### EXERCISE MATERIALS ###

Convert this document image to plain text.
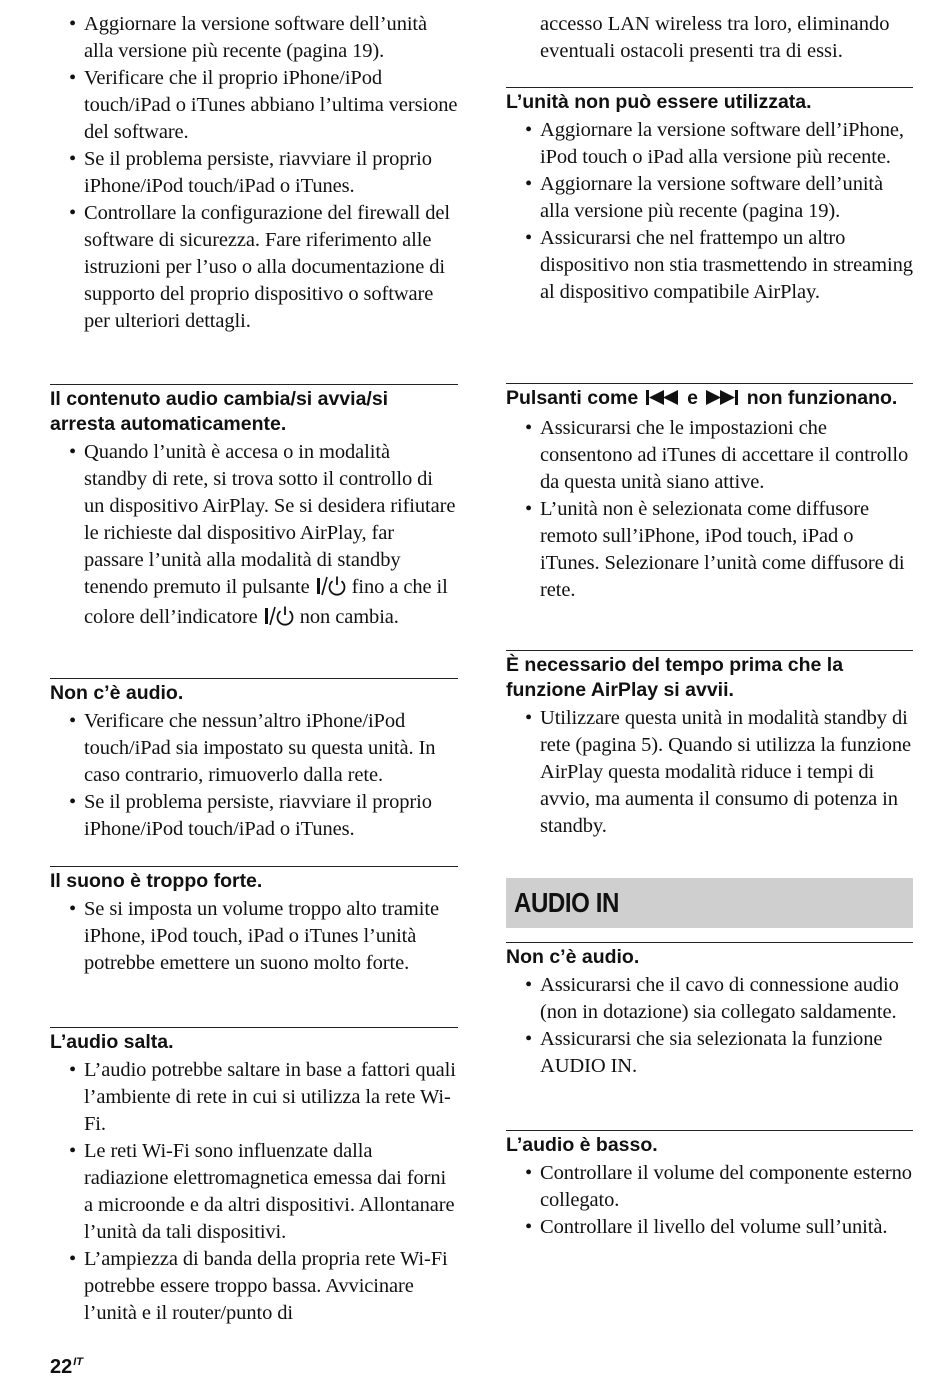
• Aggiornare la versione software dell’unità alla versione più recente (pagina 19).
• Verificare che il proprio iPhone/iPod touch/iPad o iTunes abbiano l’ultima versione del software.
• Se il problema persiste, riavviare il proprio iPhone/iPod touch/iPad o iTunes.
• Controllare la configurazione del firewall del software di sicurezza. Fare riferimento alle istruzioni per l’uso o alla documentazione di supporto del proprio dispositivo o software per ulteriori dettagli.
Il contenuto audio cambia/si avvia/si arresta automaticamente.
• Quando l’unità è accesa o in modalità standby di rete, si trova sotto il controllo di un dispositivo AirPlay. Se si desidera rifiutare le richieste dal dispositivo AirPlay, far passare l’unità alla modalità di standby tenendo premuto il pulsante fino a che il colore dell’indicatore non cambia.
Non c’è audio.
• Verificare che nessun’altro iPhone/iPod touch/iPad sia impostato su questa unità. In caso contrario, rimuoverlo dalla rete.
• Se il problema persiste, riavviare il proprio iPhone/iPod touch/iPad o iTunes.
Il suono è troppo forte.
• Se si imposta un volume troppo alto tramite iPhone, iPod touch, iPad o iTunes l’unità potrebbe emettere un suono molto forte.
L’audio salta.
• L’audio potrebbe saltare in base a fattori quali l’ambiente di rete in cui si utilizza la rete Wi-Fi.
• Le reti Wi-Fi sono influenzate dalla radiazione elettromagnetica emessa dai forni a microonde e da altri dispositivi. Allontanare l’unità da tali dispositivi.
• L’ampiezza di banda della propria rete Wi-Fi potrebbe essere troppo bassa. Avvicinare l’unità e il router/punto di
accesso LAN wireless tra loro, eliminando eventuali ostacoli presenti tra di essi.
L’unità non può essere utilizzata.
• Aggiornare la versione software dell’iPhone, iPod touch o iPad alla versione più recente.
• Aggiornare la versione software dell’unità alla versione più recente (pagina 19).
• Assicurarsi che nel frattempo un altro dispositivo non stia trasmettendo in streaming al dispositivo compatibile AirPlay.
Pulsanti come	e	non funzionano.
• Assicurarsi che le impostazioni che consentono ad iTunes di accettare il controllo da questa unità siano attive.
• L’unità non è selezionata come diffusore remoto sull’iPhone, iPod touch, iPad o iTunes. Selezionare l’unità come diffusore di rete.
È necessario del tempo prima che la funzione AirPlay si avvii.
• Utilizzare questa unità in modalità standby di rete (pagina 5). Quando si utilizza la funzione AirPlay questa modalità riduce i tempi di avvio, ma aumenta il consumo di potenza in standby.
AUDIO IN
Non c’è audio.
• Assicurarsi che il cavo di connessione audio (non in dotazione) sia collegato saldamente.
• Assicurarsi che sia selezionata la funzione AUDIO IN.
L’audio è basso.
• Controllare il volume del componente esterno collegato.
• Controllare il livello del volume sull’unità.
$22^{IT}$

###

## GOAL
Set the data above down again exactly as given, with no pictures.

## EXERCISE ANSWER
Convert this document image to plain text.
• Aggiornare la versione software dell’unità alla versione più recente (pagina 19).
• Verificare che il proprio iPhone/iPod touch/iPad o iTunes abbiano l’ultima versione del software.
• Se il problema persiste, riavviare il proprio iPhone/iPod touch/iPad o iTunes.
• Controllare la configurazione del firewall del software di sicurezza. Fare riferimento alle istruzioni per l’uso o alla documentazione di supporto del proprio dispositivo o software per ulteriori dettagli.
Il contenuto audio cambia/si avvia/si arresta automaticamente.
• Quando l’unità è accesa o in modalità standby di rete, si trova sotto il controllo di un dispositivo AirPlay. Se si desidera rifiutare le richieste dal dispositivo AirPlay, far passare l’unità alla modalità di standby tenendo premuto il pulsante fino a che il colore dell’indicatore non cambia.
Non c’è audio.
• Verificare che nessun’altro iPhone/iPod touch/iPad sia impostato su questa unità. In caso contrario, rimuoverlo dalla rete.
• Se il problema persiste, riavviare il proprio iPhone/iPod touch/iPad o iTunes.
Il suono è troppo forte.
• Se si imposta un volume troppo alto tramite iPhone, iPod touch, iPad o iTunes l’unità potrebbe emettere un suono molto forte.
L’audio salta.
• L’audio potrebbe saltare in base a fattori quali l’ambiente di rete in cui si utilizza la rete Wi-Fi.
• Le reti Wi-Fi sono influenzate dalla radiazione elettromagnetica emessa dai forni a microonde e da altri dispositivi. Allontanare l’unità da tali dispositivi.
• L’ampiezza di banda della propria rete Wi-Fi potrebbe essere troppo bassa. Avvicinare l’unità e il router/punto di
accesso LAN wireless tra loro, eliminando eventuali ostacoli presenti tra di essi.
L’unità non può essere utilizzata.
• Aggiornare la versione software dell’iPhone, iPod touch o iPad alla versione più recente.
• Aggiornare la versione software dell’unità alla versione più recente (pagina 19).
• Assicurarsi che nel frattempo un altro dispositivo non stia trasmettendo in streaming al dispositivo compatibile AirPlay.
Pulsanti come	e	non funzionano.
• Assicurarsi che le impostazioni che consentono ad iTunes di accettare il controllo da questa unità siano attive.
• L’unità non è selezionata come diffusore remoto sull’iPhone, iPod touch, iPad o iTunes. Selezionare l’unità come diffusore di rete.
È necessario del tempo prima che la funzione AirPlay si avvii.
• Utilizzare questa unità in modalità standby di rete (pagina 5). Quando si utilizza la funzione AirPlay questa modalità riduce i tempi di avvio, ma aumenta il consumo di potenza in standby.
AUDIO IN
Non c’è audio.
• Assicurarsi che il cavo di connessione audio (non in dotazione) sia collegato saldamente.
• Assicurarsi che sia selezionata la funzione AUDIO IN.
L’audio è basso.
• Controllare il volume del componente esterno collegato.
• Controllare il livello del volume sull’unità.
$22^{IT}$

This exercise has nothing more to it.